[BEGIN]
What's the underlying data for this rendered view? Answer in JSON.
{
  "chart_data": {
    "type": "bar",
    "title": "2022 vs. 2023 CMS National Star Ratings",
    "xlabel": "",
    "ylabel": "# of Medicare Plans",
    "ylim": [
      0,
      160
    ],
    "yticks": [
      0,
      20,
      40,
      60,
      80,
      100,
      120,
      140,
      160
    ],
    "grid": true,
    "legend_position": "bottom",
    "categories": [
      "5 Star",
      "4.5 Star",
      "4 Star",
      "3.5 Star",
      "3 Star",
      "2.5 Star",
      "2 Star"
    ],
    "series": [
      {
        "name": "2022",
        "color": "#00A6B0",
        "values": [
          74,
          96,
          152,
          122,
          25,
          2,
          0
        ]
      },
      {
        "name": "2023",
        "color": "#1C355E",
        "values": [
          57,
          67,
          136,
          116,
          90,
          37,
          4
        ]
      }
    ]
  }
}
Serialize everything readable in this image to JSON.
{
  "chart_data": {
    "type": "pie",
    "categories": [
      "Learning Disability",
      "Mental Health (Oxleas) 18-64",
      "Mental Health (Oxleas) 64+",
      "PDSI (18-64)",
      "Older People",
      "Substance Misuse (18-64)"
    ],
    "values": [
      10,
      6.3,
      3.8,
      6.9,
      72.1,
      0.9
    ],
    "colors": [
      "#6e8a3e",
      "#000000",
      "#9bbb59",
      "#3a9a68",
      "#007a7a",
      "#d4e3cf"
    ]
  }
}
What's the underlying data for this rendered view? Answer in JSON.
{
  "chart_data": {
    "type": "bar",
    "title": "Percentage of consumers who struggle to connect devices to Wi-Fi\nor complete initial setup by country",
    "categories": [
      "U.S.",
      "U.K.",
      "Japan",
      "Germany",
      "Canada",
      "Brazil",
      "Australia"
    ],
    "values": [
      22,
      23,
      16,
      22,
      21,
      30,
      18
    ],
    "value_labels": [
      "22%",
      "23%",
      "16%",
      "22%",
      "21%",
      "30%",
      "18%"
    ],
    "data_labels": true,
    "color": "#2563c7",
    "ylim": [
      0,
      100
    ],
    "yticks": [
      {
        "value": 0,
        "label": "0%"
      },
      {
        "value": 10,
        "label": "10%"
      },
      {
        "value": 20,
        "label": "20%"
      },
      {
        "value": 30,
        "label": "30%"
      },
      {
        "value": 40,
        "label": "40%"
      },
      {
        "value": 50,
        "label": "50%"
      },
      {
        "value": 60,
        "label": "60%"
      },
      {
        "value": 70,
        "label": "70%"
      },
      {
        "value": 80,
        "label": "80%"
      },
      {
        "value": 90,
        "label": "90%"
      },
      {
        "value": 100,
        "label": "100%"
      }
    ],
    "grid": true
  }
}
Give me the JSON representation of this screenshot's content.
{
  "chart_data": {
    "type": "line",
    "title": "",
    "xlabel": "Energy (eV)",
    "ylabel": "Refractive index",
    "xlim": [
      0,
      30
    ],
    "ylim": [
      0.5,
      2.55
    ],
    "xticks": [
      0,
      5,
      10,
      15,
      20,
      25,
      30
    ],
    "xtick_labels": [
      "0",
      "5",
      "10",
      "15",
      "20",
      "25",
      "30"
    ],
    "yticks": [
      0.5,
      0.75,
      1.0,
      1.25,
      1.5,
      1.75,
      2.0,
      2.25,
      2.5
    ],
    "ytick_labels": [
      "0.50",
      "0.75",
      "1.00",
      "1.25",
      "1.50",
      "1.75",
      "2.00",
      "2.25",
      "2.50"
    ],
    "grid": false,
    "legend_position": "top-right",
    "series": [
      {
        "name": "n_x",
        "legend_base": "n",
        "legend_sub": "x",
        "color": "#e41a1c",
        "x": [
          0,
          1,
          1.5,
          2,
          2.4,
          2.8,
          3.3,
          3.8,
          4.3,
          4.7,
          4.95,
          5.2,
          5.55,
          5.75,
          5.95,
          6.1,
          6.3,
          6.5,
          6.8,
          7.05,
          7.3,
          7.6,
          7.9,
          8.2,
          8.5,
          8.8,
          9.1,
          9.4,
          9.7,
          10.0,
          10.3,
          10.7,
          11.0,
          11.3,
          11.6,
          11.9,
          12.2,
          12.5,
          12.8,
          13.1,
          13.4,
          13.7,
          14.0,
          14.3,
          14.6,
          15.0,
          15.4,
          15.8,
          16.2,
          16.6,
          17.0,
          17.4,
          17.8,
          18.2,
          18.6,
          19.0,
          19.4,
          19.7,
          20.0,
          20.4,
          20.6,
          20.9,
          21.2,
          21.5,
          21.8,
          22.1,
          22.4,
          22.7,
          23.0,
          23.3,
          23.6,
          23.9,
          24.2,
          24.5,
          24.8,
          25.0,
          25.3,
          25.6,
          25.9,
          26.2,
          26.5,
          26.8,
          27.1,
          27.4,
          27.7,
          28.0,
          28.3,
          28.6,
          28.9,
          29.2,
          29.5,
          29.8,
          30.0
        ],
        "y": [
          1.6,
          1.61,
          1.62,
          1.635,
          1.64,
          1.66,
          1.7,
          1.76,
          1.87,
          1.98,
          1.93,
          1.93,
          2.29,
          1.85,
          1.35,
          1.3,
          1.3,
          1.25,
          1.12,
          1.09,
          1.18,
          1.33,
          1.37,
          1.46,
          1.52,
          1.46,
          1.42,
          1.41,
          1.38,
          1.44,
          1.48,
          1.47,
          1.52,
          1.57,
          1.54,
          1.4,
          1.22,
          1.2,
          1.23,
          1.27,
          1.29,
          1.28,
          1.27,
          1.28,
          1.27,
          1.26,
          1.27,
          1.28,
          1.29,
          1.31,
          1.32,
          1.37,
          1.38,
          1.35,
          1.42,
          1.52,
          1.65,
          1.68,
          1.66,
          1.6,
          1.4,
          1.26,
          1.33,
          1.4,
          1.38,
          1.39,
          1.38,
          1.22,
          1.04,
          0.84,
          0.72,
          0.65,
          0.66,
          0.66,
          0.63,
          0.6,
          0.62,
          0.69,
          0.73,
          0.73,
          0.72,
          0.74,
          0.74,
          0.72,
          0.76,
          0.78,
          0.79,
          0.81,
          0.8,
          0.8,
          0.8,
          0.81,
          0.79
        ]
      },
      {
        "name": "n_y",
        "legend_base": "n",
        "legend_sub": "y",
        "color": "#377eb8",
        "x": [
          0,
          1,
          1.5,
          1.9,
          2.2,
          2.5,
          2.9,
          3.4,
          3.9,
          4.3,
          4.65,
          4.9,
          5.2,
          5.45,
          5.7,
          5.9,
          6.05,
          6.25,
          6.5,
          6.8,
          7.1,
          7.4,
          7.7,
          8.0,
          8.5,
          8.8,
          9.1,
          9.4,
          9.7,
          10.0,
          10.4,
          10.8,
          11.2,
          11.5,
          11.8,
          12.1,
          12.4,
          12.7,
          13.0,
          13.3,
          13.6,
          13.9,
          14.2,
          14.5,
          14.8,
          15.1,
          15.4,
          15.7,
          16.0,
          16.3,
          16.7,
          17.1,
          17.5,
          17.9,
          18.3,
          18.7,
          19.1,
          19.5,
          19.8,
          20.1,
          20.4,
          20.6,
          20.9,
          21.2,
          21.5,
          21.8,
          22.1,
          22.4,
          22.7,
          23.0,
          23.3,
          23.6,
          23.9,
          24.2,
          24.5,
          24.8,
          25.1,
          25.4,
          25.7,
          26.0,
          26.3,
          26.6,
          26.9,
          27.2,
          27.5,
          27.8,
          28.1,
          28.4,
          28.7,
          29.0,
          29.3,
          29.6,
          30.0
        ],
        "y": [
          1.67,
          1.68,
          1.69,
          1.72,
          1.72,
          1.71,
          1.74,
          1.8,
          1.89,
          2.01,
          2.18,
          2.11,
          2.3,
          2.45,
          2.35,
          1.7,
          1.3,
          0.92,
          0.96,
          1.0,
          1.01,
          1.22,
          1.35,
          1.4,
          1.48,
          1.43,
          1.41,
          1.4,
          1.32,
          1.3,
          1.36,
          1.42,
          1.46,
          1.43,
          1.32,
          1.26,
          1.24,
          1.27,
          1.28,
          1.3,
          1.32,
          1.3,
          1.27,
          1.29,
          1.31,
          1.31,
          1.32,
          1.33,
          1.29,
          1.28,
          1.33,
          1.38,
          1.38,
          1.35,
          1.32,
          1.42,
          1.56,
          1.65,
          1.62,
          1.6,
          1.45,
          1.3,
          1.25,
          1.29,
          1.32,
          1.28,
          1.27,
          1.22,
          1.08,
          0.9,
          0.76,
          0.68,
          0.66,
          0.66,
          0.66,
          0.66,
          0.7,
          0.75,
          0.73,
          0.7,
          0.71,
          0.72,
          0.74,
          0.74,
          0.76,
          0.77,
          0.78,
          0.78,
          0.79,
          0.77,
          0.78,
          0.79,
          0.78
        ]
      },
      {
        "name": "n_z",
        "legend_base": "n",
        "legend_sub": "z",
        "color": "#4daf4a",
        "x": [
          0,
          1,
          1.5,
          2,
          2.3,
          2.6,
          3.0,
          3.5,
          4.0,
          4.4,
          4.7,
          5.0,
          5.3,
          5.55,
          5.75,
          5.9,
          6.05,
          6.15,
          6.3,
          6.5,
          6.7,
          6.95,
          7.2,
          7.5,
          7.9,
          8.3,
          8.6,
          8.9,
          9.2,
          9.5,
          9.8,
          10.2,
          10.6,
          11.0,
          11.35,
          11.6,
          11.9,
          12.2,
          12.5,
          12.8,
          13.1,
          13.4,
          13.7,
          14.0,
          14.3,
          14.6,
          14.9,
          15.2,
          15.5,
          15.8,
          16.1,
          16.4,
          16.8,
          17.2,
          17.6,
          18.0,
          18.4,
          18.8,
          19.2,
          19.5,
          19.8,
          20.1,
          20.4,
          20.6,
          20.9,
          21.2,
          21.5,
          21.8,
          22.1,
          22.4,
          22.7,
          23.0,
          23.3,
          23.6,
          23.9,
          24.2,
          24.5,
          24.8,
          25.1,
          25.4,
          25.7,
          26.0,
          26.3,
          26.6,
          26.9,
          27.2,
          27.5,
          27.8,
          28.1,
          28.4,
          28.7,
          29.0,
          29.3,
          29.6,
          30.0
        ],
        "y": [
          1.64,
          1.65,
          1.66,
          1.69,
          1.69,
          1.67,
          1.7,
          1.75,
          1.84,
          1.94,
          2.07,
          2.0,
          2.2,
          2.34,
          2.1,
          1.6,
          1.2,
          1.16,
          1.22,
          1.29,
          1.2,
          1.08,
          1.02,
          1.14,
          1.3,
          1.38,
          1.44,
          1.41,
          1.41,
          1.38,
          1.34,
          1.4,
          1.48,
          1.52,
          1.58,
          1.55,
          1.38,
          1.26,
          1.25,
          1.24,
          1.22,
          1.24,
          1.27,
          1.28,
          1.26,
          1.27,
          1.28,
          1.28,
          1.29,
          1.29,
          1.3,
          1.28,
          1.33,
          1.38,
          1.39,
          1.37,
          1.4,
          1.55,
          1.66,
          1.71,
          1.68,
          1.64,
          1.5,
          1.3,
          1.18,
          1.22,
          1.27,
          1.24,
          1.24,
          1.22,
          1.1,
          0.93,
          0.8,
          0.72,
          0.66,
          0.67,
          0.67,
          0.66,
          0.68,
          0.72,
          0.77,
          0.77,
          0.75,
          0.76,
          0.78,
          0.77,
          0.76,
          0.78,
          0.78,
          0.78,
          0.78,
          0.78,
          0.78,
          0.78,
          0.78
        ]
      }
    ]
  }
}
[END]
_Stated goal_
Find "title". Copy every line it occurs in.

_Task solution_
    "title": "2022 vs. 2023 CMS National Star Ratings",
    "title": "Percentage of consumers who struggle to connect devices to Wi-Fi\nor complete initial setup by country",
    "title": "",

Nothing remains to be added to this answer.